WHAT YOU ARE ASKED TO DO - In the listing below, locate the lines that hold the string "subnet". Copy those lines.
***** ENTRIES SUPPLIED *****
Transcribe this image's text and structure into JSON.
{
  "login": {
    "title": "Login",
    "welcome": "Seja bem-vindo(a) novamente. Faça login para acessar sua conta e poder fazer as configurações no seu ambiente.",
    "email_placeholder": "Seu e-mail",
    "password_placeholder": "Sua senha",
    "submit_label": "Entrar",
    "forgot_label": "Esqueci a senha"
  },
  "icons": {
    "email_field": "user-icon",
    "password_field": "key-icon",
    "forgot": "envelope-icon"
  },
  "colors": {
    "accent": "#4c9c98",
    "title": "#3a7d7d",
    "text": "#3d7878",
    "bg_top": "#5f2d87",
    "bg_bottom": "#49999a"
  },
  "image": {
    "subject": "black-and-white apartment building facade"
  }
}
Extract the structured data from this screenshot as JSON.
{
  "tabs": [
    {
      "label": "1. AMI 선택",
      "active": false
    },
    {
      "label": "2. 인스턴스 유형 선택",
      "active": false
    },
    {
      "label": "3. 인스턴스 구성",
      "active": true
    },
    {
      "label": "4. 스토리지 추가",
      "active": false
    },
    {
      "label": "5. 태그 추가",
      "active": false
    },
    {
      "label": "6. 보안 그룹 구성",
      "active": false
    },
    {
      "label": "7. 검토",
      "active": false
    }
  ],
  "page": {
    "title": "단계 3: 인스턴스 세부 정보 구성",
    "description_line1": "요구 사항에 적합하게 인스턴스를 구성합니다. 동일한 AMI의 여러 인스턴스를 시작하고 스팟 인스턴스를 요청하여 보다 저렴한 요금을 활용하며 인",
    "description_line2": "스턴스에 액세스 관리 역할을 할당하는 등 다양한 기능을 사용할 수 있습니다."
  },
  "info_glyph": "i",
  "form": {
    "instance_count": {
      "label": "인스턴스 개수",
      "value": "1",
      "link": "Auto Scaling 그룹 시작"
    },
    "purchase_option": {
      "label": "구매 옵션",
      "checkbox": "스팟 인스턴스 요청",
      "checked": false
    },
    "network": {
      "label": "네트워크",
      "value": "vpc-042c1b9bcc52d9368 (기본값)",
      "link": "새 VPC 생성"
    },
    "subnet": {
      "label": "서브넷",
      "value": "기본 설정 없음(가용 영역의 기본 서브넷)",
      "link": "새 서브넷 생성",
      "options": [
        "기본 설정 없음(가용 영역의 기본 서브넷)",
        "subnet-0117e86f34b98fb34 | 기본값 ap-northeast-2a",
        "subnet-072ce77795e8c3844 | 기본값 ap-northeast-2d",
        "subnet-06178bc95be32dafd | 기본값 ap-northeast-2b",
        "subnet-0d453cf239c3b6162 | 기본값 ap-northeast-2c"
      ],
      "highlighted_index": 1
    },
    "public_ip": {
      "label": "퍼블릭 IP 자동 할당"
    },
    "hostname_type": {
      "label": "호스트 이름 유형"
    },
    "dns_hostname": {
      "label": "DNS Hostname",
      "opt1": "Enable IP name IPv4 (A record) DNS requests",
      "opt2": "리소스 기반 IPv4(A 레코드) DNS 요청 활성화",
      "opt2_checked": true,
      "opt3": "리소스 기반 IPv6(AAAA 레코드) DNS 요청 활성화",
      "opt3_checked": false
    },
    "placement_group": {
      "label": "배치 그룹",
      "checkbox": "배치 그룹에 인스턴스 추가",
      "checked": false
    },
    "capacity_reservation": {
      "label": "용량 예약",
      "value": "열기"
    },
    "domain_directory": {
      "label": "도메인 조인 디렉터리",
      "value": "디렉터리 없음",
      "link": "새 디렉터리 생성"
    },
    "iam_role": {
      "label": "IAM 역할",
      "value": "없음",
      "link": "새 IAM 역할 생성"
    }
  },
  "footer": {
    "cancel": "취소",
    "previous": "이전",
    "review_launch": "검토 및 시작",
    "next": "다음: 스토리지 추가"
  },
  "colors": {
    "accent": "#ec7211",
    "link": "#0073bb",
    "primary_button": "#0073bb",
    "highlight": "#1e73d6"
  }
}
*****
SOLUTION FOR THIS PROBLEM -
    "subnet": {
        "subnet-0117e86f34b98fb34 | 기본값 ap-northeast-2a",
        "subnet-072ce77795e8c3844 | 기본값 ap-northeast-2d",
        "subnet-06178bc95be32dafd | 기본값 ap-northeast-2b",
        "subnet-0d453cf239c3b6162 | 기본값 ap-northeast-2c"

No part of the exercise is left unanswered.